Given problem 1:
In the excerpt on supplemental email addresses, what do most users say about the system?

Excerpt to read:

————————

I totally agree with you that
clogging the user's name space with email addresses and introducing changes in
behavior is not going to work for widespread acceptance. I share with you
in the belief that for a supplement address system to be even modestly
successful, it must be transparent to most users and maintenance free, which we
have strived to achieve in the extreme over a long stretch of R&D (almost 5
years now).
While working with live production installations, the
market has taught us many things about what will, and will not, be acceptable in
the use of supplemental addresses. One thing that has always been at the
forefront of our design decisions was to increasingly make the the creation and
management of supplemental addresses as transparent as possible. The good
news is that most of our users say that they forget that they are using the
system. The bad news (at least for me) was that it took a long time
to work out all the operational considerations to achieve transparency.
The system is deployed one enterprise at a time. All mail
into and out of the enterprise is configured to pass through the system as a
gateway. On the way out, the system determines, based on a fairly large
number of criteria, which supplemental address(es) (if any) are to be used or
whether a new one is to be created. All references to the original,
"internal" address are replaced in the header, body and certain attachments with
the "correct" supplemental address before delivery to the
recipient.

————————

Data to use:

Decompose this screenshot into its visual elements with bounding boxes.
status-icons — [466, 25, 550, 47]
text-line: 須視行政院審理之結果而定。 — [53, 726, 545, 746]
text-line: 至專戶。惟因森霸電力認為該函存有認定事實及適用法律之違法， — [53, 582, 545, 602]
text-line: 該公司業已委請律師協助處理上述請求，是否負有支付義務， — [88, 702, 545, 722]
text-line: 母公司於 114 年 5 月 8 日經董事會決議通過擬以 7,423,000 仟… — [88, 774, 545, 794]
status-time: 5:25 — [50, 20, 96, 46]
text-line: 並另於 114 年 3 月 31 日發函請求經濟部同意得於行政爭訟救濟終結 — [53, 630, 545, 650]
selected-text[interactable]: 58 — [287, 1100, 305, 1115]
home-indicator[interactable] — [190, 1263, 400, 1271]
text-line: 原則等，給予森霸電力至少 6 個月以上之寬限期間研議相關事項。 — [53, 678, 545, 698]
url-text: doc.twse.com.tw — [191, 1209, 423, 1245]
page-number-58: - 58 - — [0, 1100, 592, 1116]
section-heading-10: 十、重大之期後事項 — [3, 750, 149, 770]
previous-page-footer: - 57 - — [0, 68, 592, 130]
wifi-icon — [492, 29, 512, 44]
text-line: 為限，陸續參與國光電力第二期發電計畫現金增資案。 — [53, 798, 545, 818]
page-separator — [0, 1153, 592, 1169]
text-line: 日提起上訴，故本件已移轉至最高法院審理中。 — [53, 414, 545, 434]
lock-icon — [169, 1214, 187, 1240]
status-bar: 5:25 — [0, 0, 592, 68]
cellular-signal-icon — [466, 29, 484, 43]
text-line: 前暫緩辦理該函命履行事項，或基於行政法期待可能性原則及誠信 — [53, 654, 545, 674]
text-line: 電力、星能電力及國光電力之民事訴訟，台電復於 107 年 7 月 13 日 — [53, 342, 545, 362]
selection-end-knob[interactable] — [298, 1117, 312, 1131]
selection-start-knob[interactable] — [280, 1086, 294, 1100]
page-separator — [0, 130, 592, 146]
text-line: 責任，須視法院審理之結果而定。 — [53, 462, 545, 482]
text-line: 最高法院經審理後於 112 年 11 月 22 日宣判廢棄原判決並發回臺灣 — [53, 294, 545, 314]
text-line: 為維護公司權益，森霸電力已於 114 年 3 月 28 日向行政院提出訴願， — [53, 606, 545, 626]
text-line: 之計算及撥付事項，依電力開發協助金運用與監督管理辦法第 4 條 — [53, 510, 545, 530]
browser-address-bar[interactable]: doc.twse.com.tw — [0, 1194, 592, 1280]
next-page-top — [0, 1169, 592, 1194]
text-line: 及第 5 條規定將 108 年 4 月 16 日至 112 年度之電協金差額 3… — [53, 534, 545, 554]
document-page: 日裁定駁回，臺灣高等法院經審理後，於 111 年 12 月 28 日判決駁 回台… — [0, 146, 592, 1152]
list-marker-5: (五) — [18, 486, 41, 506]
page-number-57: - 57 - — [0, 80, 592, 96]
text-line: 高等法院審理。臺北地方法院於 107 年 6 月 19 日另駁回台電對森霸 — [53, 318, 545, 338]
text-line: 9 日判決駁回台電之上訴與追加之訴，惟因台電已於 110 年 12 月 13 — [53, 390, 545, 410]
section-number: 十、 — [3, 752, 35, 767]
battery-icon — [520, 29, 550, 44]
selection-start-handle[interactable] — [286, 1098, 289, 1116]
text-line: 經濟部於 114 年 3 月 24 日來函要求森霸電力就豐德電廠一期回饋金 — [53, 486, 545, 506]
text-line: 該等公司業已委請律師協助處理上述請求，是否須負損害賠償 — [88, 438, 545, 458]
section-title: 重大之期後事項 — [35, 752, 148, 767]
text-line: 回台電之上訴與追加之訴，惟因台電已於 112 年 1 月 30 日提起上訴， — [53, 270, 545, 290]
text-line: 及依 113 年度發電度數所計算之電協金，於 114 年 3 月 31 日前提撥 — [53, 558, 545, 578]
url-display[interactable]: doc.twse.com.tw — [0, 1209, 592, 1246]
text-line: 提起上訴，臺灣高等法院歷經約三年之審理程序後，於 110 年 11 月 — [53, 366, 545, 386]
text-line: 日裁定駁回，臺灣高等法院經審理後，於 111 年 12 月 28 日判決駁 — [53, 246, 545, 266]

————————

Given problem 2:
Reproduce the listing from its first line through the line that contains "text-line: 高等法院審理。臺北地方法院於 107", with both of those lines included.

Result 1:
They say they forget that they are using the system.

Result 2:
Decompose this screenshot into its visual elements with bounding boxes.
status-icons — [466, 25, 550, 47]
text-line: 須視行政院審理之結果而定。 — [53, 726, 545, 746]
text-line: 至專戶。惟因森霸電力認為該函存有認定事實及適用法律之違法， — [53, 582, 545, 602]
text-line: 該公司業已委請律師協助處理上述請求，是否負有支付義務， — [88, 702, 545, 722]
text-line: 母公司於 114 年 5 月 8 日經董事會決議通過擬以 7,423,000 仟… — [88, 774, 545, 794]
status-time: 5:25 — [50, 20, 96, 46]
text-line: 並另於 114 年 3 月 31 日發函請求經濟部同意得於行政爭訟救濟終結 — [53, 630, 545, 650]
selected-text[interactable]: 58 — [287, 1100, 305, 1115]
home-indicator[interactable] — [190, 1263, 400, 1271]
text-line: 原則等，給予森霸電力至少 6 個月以上之寬限期間研議相關事項。 — [53, 678, 545, 698]
url-text: doc.twse.com.tw — [191, 1209, 423, 1245]
page-number-58: - 58 - — [0, 1100, 592, 1116]
section-heading-10: 十、重大之期後事項 — [3, 750, 149, 770]
previous-page-footer: - 57 - — [0, 68, 592, 130]
wifi-icon — [492, 29, 512, 44]
text-line: 為限，陸續參與國光電力第二期發電計畫現金增資案。 — [53, 798, 545, 818]
page-separator — [0, 1153, 592, 1169]
text-line: 日提起上訴，故本件已移轉至最高法院審理中。 — [53, 414, 545, 434]
lock-icon — [169, 1214, 187, 1240]
status-bar: 5:25 — [0, 0, 592, 68]
cellular-signal-icon — [466, 29, 484, 43]
text-line: 前暫緩辦理該函命履行事項，或基於行政法期待可能性原則及誠信 — [53, 654, 545, 674]
text-line: 電力、星能電力及國光電力之民事訴訟，台電復於 107 年 7 月 13 日 — [53, 342, 545, 362]
selection-end-knob[interactable] — [298, 1117, 312, 1131]
selection-start-knob[interactable] — [280, 1086, 294, 1100]
page-separator — [0, 130, 592, 146]
text-line: 責任，須視法院審理之結果而定。 — [53, 462, 545, 482]
text-line: 最高法院經審理後於 112 年 11 月 22 日宣判廢棄原判決並發回臺灣 — [53, 294, 545, 314]
text-line: 為維護公司權益，森霸電力已於 114 年 3 月 28 日向行政院提出訴願， — [53, 606, 545, 626]
text-line: 之計算及撥付事項，依電力開發協助金運用與監督管理辦法第 4 條 — [53, 510, 545, 530]
browser-address-bar[interactable]: doc.twse.com.tw — [0, 1194, 592, 1280]
next-page-top — [0, 1169, 592, 1194]
text-line: 及第 5 條規定將 108 年 4 月 16 日至 112 年度之電協金差額 3… — [53, 534, 545, 554]
document-page: 日裁定駁回，臺灣高等法院經審理後，於 111 年 12 月 28 日判決駁 回台… — [0, 146, 592, 1152]
list-marker-5: (五) — [18, 486, 41, 506]
page-number-57: - 57 - — [0, 80, 592, 96]
text-line: 高等法院審理。臺北地方法院於 107 年 6 月 19 日另駁回台電對森霸 — [53, 318, 545, 338]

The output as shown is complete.